Records from a collection:
>>>
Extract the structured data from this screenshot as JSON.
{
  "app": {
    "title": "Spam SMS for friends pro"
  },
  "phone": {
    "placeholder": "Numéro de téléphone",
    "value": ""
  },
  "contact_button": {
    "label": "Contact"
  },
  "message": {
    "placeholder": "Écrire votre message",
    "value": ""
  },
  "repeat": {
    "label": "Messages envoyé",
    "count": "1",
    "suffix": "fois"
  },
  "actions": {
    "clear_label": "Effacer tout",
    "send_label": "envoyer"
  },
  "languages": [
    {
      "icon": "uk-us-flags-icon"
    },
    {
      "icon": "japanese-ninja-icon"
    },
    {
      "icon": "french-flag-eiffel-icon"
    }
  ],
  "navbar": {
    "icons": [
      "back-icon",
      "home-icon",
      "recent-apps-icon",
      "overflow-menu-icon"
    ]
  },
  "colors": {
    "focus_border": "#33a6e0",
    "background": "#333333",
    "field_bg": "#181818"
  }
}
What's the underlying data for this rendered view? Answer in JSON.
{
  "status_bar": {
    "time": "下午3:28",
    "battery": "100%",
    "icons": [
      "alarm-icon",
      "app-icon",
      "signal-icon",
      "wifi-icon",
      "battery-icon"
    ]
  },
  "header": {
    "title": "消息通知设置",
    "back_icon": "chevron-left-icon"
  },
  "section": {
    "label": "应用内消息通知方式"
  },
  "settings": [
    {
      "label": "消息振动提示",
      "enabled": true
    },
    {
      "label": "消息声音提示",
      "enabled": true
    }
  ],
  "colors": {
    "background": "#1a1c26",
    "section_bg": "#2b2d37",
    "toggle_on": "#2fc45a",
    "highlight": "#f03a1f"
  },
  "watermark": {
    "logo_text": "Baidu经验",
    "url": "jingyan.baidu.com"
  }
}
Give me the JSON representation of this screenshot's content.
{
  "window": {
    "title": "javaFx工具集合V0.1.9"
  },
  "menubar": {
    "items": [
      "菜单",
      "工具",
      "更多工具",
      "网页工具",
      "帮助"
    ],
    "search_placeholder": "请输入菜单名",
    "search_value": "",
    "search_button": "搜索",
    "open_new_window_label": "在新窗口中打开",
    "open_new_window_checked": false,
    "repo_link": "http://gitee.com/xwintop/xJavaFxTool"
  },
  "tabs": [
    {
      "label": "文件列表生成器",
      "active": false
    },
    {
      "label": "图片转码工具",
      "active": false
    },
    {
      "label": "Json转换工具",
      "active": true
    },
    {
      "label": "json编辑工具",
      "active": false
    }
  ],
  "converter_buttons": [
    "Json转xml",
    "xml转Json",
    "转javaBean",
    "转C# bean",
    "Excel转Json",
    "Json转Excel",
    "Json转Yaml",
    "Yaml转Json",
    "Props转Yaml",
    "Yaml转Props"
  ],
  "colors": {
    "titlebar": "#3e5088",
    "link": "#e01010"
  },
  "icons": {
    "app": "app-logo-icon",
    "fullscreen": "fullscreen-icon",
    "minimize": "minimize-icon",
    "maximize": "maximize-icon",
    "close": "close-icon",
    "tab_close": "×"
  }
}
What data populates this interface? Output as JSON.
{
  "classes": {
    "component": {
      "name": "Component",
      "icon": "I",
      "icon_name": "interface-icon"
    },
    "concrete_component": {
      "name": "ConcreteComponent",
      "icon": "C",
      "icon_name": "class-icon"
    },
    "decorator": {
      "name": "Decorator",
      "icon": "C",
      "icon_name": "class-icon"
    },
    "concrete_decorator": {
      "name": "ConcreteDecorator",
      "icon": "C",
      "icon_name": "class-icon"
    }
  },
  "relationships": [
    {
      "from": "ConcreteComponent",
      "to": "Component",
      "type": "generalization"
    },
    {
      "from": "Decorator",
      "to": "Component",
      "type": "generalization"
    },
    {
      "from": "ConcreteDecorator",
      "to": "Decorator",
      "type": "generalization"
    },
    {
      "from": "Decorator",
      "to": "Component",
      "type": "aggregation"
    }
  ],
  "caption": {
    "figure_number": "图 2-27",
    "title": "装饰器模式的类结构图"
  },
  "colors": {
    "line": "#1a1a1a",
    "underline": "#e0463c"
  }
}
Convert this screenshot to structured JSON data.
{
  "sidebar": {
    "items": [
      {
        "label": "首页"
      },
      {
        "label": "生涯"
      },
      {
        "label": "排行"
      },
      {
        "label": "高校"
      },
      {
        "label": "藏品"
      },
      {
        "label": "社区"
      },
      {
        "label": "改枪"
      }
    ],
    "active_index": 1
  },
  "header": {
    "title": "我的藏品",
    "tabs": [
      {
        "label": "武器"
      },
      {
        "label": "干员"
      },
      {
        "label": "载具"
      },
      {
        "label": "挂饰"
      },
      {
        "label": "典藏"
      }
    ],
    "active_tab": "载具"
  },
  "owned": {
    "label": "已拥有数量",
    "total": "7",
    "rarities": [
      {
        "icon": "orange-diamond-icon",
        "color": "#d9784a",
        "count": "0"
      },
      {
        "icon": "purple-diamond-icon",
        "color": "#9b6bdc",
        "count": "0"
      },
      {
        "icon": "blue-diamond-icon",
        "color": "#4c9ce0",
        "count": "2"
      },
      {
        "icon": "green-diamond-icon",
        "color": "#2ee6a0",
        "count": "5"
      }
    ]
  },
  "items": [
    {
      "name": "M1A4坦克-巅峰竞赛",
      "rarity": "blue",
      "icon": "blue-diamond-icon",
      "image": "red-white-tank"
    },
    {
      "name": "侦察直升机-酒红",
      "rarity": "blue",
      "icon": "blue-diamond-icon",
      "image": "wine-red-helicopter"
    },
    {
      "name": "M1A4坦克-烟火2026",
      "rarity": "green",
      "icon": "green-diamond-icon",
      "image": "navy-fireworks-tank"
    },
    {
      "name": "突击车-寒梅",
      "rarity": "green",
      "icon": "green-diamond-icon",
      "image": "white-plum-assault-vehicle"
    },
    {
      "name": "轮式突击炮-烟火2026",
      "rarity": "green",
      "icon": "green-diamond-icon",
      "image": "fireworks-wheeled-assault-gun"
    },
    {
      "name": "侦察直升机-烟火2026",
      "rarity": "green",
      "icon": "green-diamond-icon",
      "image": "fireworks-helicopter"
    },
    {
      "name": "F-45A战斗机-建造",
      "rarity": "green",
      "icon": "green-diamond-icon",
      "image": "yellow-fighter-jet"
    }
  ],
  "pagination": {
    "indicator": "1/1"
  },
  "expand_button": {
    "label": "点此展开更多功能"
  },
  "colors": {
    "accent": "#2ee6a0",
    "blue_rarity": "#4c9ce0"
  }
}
<<<
WRITTEN INSTRUCTION:
Copy out each line of the material that holds the word "white".

RESPONSE TO THE TASK:
      "image": "red-white-tank"
      "image": "white-plum-assault-vehicle"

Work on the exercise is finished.